Aim of the exercise → Retype the listing that follows, word for word.

Dataset records
'''
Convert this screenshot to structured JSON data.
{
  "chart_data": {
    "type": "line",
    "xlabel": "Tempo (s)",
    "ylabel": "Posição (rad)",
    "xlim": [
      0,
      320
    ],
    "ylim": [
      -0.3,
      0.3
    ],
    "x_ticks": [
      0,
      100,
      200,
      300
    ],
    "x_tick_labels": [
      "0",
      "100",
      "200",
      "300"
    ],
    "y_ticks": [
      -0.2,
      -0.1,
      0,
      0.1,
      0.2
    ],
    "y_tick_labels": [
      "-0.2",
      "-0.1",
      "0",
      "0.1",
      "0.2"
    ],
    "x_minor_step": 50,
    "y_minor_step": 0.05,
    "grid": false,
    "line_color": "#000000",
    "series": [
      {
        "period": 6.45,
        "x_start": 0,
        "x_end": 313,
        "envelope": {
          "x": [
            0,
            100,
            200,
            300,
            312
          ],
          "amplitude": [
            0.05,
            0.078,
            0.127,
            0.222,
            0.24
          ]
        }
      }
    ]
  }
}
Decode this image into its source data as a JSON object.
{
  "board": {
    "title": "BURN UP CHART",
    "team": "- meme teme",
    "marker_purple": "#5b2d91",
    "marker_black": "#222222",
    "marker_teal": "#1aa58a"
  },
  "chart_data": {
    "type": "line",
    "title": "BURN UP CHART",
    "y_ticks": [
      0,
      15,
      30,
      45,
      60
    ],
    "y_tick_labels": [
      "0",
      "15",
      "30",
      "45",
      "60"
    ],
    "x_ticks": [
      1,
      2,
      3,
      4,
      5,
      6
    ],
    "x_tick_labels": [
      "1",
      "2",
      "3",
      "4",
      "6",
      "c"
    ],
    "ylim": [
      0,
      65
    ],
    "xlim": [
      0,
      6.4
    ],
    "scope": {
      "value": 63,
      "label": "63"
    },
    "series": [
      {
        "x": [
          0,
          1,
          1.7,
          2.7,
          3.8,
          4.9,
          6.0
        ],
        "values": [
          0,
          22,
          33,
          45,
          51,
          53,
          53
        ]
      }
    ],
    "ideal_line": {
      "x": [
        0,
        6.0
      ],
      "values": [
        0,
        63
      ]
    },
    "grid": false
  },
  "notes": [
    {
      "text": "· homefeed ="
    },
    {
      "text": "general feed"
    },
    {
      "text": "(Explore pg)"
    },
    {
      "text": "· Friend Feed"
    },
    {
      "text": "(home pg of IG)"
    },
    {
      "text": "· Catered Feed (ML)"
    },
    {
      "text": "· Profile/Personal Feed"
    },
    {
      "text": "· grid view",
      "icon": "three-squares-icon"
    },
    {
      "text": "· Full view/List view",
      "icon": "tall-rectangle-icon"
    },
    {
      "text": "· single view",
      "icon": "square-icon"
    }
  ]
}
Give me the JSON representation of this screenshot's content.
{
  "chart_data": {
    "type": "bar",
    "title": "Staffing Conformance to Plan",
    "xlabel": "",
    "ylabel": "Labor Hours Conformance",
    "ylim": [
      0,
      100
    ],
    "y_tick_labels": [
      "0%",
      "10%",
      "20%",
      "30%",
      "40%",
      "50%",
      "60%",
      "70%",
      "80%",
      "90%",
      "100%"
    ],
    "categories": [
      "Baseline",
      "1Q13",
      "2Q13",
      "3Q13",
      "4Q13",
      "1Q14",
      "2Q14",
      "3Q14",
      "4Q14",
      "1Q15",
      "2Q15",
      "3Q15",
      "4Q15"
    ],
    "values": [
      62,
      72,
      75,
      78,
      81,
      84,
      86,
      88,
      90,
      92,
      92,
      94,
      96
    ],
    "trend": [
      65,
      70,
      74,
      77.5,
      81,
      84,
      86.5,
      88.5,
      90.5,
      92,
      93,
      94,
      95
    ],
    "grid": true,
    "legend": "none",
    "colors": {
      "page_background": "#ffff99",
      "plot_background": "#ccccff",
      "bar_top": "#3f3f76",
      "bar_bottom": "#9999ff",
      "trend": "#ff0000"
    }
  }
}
'''
Complete output →
Convert this screenshot to structured JSON data.
{
  "chart_data": {
    "type": "line",
    "xlabel": "Tempo (s)",
    "ylabel": "Posição (rad)",
    "xlim": [
      0,
      320
    ],
    "ylim": [
      -0.3,
      0.3
    ],
    "x_ticks": [
      0,
      100,
      200,
      300
    ],
    "x_tick_labels": [
      "0",
      "100",
      "200",
      "300"
    ],
    "y_ticks": [
      -0.2,
      -0.1,
      0,
      0.1,
      0.2
    ],
    "y_tick_labels": [
      "-0.2",
      "-0.1",
      "0",
      "0.1",
      "0.2"
    ],
    "x_minor_step": 50,
    "y_minor_step": 0.05,
    "grid": false,
    "line_color": "#000000",
    "series": [
      {
        "period": 6.45,
        "x_start": 0,
        "x_end": 313,
        "envelope": {
          "x": [
            0,
            100,
            200,
            300,
            312
          ],
          "amplitude": [
            0.05,
            0.078,
            0.127,
            0.222,
            0.24
          ]
        }
      }
    ]
  }
}
Decode this image into its source data as a JSON object.
{
  "board": {
    "title": "BURN UP CHART",
    "team": "- meme teme",
    "marker_purple": "#5b2d91",
    "marker_black": "#222222",
    "marker_teal": "#1aa58a"
  },
  "chart_data": {
    "type": "line",
    "title": "BURN UP CHART",
    "y_ticks": [
      0,
      15,
      30,
      45,
      60
    ],
    "y_tick_labels": [
      "0",
      "15",
      "30",
      "45",
      "60"
    ],
    "x_ticks": [
      1,
      2,
      3,
      4,
      5,
      6
    ],
    "x_tick_labels": [
      "1",
      "2",
      "3",
      "4",
      "6",
      "c"
    ],
    "ylim": [
      0,
      65
    ],
    "xlim": [
      0,
      6.4
    ],
    "scope": {
      "value": 63,
      "label": "63"
    },
    "series": [
      {
        "x": [
          0,
          1,
          1.7,
          2.7,
          3.8,
          4.9,
          6.0
        ],
        "values": [
          0,
          22,
          33,
          45,
          51,
          53,
          53
        ]
      }
    ],
    "ideal_line": {
      "x": [
        0,
        6.0
      ],
      "values": [
        0,
        63
      ]
    },
    "grid": false
  },
  "notes": [
    {
      "text": "· homefeed ="
    },
    {
      "text": "general feed"
    },
    {
      "text": "(Explore pg)"
    },
    {
      "text": "· Friend Feed"
    },
    {
      "text": "(home pg of IG)"
    },
    {
      "text": "· Catered Feed (ML)"
    },
    {
      "text": "· Profile/Personal Feed"
    },
    {
      "text": "· grid view",
      "icon": "three-squares-icon"
    },
    {
      "text": "· Full view/List view",
      "icon": "tall-rectangle-icon"
    },
    {
      "text": "· single view",
      "icon": "square-icon"
    }
  ]
}
Give me the JSON representation of this screenshot's content.
{
  "chart_data": {
    "type": "bar",
    "title": "Staffing Conformance to Plan",
    "xlabel": "",
    "ylabel": "Labor Hours Conformance",
    "ylim": [
      0,
      100
    ],
    "y_tick_labels": [
      "0%",
      "10%",
      "20%",
      "30%",
      "40%",
      "50%",
      "60%",
      "70%",
      "80%",
      "90%",
      "100%"
    ],
    "categories": [
      "Baseline",
      "1Q13",
      "2Q13",
      "3Q13",
      "4Q13",
      "1Q14",
      "2Q14",
      "3Q14",
      "4Q14",
      "1Q15",
      "2Q15",
      "3Q15",
      "4Q15"
    ],
    "values": [
      62,
      72,
      75,
      78,
      81,
      84,
      86,
      88,
      90,
      92,
      92,
      94,
      96
    ],
    "trend": [
      65,
      70,
      74,
      77.5,
      81,
      84,
      86.5,
      88.5,
      90.5,
      92,
      93,
      94,
      95
    ],
    "grid": true,
    "legend": "none",
    "colors": {
      "page_background": "#ffff99",
      "plot_background": "#ccccff",
      "bar_top": "#3f3f76",
      "bar_bottom": "#9999ff",
      "trend": "#ff0000"
    }
  }
}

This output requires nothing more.